----- The data

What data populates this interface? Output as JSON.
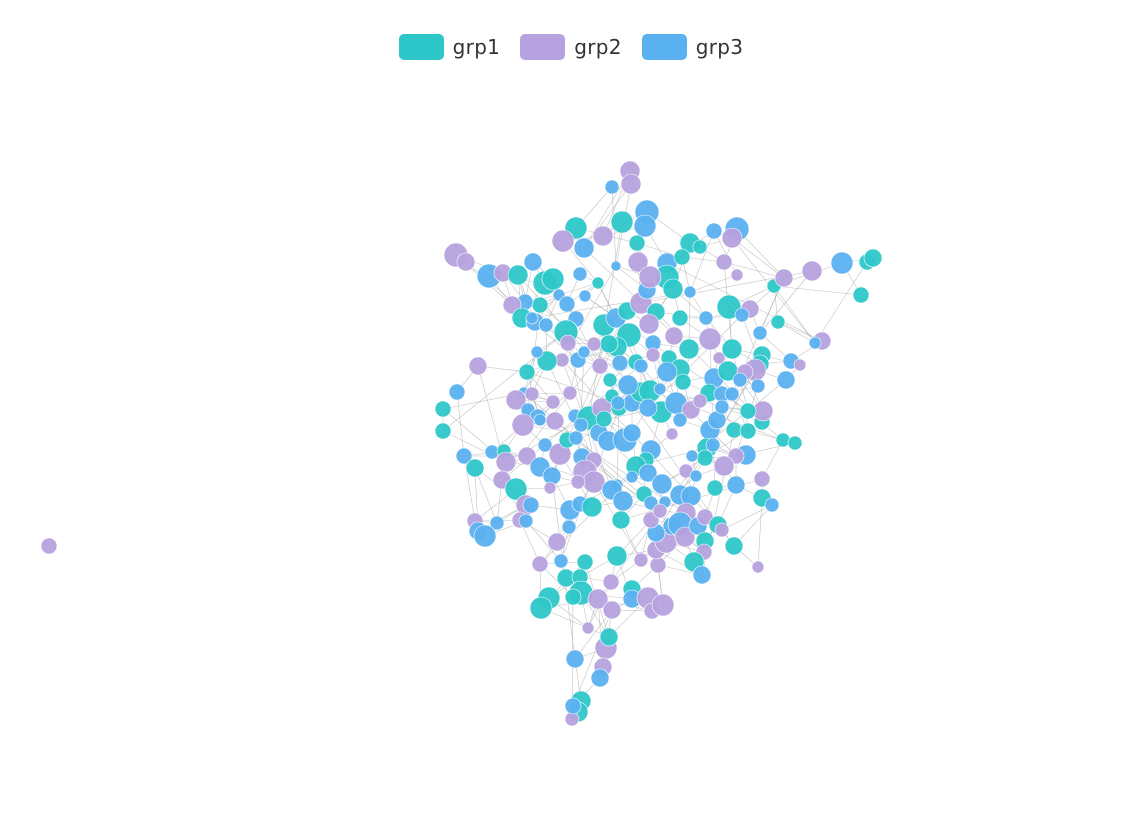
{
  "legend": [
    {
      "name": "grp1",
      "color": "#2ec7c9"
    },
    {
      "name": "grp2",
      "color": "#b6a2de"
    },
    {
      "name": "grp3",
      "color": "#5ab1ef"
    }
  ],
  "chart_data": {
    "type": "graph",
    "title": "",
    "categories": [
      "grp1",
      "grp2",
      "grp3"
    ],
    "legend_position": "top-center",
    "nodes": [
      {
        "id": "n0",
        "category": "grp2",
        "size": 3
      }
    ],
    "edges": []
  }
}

----------

## What needs to be done
Provide only the count of lines in the material above that hold the word "color".

## Solution
3